**Exercise details**
Copy out all lines with the word "Fundamental" in them.

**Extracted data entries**
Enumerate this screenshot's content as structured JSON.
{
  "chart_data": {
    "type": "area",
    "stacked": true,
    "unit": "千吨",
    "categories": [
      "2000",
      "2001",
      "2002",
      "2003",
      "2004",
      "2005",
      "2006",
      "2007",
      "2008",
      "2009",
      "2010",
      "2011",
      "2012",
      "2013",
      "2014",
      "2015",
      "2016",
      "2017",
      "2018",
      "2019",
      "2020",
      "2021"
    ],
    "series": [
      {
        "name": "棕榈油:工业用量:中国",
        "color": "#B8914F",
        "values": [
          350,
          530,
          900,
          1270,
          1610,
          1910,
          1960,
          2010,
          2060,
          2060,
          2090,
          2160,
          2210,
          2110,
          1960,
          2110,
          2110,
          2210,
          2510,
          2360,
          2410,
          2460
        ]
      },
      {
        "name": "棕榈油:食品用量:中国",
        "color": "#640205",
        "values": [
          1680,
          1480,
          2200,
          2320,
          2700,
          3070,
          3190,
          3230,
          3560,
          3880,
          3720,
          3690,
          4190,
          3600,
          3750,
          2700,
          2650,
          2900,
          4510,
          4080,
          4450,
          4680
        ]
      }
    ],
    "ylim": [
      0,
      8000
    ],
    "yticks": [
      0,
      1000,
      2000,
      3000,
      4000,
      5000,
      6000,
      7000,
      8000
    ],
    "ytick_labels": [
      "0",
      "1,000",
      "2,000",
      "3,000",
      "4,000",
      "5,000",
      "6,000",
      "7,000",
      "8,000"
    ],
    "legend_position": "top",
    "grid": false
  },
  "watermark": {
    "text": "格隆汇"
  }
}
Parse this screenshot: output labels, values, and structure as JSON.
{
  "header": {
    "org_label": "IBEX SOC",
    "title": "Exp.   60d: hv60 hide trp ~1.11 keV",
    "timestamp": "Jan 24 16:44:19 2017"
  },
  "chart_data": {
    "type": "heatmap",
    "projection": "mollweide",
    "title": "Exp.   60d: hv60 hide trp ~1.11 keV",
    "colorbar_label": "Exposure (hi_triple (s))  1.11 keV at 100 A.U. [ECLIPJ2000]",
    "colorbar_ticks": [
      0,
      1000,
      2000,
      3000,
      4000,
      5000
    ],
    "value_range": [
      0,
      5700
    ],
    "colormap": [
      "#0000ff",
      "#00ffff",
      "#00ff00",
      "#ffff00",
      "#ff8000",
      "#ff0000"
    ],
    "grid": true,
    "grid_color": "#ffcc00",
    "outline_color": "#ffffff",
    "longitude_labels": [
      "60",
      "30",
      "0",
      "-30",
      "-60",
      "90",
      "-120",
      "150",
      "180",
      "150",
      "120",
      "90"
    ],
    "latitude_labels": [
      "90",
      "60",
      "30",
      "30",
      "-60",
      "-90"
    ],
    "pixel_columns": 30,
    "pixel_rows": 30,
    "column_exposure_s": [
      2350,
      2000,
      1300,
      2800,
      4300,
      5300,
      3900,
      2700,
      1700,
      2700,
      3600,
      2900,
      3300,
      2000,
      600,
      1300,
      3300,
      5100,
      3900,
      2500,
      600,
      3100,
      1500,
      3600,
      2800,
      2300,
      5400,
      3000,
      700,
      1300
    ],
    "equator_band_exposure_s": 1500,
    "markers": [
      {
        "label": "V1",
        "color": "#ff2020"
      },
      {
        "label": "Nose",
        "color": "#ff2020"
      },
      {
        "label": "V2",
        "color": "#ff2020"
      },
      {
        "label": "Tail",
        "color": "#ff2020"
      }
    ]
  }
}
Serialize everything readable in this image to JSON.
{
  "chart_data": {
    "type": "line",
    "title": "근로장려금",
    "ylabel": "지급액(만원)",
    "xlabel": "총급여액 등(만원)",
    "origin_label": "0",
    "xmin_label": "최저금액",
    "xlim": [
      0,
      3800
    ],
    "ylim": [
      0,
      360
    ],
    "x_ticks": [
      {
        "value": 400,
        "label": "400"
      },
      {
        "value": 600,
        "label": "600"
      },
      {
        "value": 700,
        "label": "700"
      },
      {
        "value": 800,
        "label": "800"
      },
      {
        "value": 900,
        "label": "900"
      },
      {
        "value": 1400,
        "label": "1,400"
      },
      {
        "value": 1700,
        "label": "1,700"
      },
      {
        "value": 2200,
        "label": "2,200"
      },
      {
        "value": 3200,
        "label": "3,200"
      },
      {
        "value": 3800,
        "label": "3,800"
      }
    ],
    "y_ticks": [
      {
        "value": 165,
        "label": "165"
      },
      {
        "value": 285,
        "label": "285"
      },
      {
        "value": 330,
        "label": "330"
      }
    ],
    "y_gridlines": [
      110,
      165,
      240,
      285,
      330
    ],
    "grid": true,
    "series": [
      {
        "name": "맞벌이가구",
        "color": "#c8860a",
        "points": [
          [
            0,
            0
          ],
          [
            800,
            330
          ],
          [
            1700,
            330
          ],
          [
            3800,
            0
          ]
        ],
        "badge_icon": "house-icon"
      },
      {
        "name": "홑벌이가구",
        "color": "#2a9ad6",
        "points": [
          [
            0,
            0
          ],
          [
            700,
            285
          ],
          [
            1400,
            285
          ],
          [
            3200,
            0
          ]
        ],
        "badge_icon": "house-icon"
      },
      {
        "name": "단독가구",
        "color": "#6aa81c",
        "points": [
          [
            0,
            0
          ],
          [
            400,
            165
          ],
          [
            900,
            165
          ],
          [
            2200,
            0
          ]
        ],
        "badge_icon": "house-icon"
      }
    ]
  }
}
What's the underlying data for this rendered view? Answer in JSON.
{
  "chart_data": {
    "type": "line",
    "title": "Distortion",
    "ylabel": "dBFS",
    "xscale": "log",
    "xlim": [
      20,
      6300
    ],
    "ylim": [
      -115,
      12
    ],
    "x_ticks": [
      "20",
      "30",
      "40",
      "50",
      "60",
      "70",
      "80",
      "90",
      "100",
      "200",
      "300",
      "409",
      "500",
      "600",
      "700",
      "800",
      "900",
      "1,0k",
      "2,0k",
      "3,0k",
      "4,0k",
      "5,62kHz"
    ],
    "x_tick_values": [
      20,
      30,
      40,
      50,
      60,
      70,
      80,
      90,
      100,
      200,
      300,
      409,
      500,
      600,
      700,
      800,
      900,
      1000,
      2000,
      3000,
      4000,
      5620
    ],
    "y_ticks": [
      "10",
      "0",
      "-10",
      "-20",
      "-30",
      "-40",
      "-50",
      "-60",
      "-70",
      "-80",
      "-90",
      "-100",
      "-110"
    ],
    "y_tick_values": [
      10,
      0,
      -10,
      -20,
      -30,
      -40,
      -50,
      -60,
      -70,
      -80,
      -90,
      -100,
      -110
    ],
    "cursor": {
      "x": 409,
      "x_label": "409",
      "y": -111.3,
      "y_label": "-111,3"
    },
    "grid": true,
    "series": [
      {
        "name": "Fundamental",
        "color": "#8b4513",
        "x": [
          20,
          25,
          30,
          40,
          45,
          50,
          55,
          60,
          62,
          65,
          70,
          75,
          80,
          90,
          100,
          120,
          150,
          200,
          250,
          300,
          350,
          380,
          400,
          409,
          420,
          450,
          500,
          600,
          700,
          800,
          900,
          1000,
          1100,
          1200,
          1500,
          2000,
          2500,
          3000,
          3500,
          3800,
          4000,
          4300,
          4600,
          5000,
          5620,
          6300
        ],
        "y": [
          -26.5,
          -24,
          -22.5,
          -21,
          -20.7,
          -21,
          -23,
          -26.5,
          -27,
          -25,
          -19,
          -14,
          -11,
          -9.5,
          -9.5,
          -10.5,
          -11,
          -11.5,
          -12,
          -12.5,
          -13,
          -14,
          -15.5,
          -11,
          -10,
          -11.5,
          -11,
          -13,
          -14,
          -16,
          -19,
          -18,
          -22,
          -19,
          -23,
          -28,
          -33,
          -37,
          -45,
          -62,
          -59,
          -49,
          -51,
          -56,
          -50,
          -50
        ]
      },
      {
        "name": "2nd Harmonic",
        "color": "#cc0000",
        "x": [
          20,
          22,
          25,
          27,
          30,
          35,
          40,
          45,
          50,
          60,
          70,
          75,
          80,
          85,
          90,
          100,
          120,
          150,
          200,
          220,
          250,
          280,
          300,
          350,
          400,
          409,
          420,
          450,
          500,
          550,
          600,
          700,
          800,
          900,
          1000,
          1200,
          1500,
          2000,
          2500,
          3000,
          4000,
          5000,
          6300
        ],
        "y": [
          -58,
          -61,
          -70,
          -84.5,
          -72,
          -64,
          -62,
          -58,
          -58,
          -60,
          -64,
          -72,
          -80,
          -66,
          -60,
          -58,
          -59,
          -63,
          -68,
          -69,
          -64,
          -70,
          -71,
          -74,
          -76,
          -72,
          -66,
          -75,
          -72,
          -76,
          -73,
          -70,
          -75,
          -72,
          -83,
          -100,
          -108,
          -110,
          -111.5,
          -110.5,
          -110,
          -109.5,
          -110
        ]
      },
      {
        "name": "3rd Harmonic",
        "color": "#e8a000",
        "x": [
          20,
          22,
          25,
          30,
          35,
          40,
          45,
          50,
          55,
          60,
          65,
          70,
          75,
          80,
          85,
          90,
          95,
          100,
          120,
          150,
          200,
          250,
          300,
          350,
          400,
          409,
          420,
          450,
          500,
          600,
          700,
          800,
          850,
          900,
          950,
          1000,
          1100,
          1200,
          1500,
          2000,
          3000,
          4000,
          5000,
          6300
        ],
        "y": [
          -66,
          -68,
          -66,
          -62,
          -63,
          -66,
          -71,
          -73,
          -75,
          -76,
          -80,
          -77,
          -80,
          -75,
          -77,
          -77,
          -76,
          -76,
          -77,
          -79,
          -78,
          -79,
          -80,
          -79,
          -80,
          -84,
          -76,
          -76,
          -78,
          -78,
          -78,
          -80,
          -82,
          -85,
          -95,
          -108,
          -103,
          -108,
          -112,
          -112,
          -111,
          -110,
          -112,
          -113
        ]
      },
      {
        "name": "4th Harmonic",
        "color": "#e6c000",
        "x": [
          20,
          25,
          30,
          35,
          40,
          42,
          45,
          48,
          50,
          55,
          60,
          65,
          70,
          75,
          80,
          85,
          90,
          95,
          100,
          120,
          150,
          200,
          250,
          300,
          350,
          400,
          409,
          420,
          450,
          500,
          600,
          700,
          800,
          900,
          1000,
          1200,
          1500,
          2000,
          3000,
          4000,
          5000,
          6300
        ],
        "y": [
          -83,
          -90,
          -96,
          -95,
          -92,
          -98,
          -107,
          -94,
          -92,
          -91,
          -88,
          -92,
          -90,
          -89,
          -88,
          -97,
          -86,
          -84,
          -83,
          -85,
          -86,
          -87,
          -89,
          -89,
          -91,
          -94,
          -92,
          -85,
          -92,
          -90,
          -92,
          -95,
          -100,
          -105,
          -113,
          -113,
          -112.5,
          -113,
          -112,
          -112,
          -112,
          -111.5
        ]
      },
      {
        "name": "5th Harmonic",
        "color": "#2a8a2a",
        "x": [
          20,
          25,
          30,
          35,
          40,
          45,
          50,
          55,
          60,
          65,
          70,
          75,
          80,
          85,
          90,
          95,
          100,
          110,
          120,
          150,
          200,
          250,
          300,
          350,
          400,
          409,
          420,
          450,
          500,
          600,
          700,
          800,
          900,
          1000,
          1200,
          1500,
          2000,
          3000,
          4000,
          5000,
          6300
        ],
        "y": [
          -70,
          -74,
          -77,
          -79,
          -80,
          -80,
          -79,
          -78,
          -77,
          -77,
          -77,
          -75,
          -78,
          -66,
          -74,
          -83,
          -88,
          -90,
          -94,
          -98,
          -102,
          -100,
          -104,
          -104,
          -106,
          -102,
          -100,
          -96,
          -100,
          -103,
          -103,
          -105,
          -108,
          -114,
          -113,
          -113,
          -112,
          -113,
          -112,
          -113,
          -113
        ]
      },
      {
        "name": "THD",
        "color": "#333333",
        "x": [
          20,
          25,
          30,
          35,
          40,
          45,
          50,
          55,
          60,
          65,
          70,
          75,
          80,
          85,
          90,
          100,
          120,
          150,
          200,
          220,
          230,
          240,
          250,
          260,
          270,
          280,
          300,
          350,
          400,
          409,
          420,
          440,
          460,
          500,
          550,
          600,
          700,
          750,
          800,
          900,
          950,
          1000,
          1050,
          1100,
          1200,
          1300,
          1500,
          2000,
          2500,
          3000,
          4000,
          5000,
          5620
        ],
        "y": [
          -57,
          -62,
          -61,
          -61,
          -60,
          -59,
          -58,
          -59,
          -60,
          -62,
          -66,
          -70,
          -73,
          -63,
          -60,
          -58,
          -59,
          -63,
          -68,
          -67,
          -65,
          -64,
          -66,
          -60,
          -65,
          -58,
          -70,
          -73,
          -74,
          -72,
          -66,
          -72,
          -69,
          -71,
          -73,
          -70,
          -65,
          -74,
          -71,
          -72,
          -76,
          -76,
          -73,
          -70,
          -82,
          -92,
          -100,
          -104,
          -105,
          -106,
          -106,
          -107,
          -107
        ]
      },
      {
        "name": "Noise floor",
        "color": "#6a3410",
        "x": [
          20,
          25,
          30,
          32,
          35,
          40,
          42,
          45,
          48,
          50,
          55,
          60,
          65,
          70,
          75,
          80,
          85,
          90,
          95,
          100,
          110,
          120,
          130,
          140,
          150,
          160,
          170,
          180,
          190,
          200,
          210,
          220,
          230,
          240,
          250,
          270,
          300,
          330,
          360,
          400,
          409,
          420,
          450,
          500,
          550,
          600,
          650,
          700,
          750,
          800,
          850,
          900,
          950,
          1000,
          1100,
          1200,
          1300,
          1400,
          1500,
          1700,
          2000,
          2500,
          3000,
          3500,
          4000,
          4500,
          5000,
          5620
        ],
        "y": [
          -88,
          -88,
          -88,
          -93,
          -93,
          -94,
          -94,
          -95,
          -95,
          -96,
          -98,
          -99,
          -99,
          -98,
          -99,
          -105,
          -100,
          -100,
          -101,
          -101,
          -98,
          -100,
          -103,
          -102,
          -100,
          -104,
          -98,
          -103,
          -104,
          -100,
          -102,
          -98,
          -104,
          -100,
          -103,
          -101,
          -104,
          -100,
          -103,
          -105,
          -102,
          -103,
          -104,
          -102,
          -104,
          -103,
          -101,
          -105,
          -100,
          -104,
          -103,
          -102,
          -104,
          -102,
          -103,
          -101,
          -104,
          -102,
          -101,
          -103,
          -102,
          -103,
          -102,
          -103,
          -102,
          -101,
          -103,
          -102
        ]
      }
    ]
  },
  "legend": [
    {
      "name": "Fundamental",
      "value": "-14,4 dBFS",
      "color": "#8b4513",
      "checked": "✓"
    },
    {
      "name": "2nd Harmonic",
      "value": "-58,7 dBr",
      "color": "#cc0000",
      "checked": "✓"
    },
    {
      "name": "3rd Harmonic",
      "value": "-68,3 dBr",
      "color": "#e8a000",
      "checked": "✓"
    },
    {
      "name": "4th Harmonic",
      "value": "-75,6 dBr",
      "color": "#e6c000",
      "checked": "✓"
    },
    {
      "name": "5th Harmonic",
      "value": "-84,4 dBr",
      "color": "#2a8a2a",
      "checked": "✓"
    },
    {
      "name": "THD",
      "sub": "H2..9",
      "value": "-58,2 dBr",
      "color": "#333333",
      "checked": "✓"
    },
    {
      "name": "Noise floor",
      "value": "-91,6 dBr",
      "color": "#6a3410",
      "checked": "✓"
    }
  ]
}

**Correct output**
        "name": "Fundamental",
      "name": "Fundamental",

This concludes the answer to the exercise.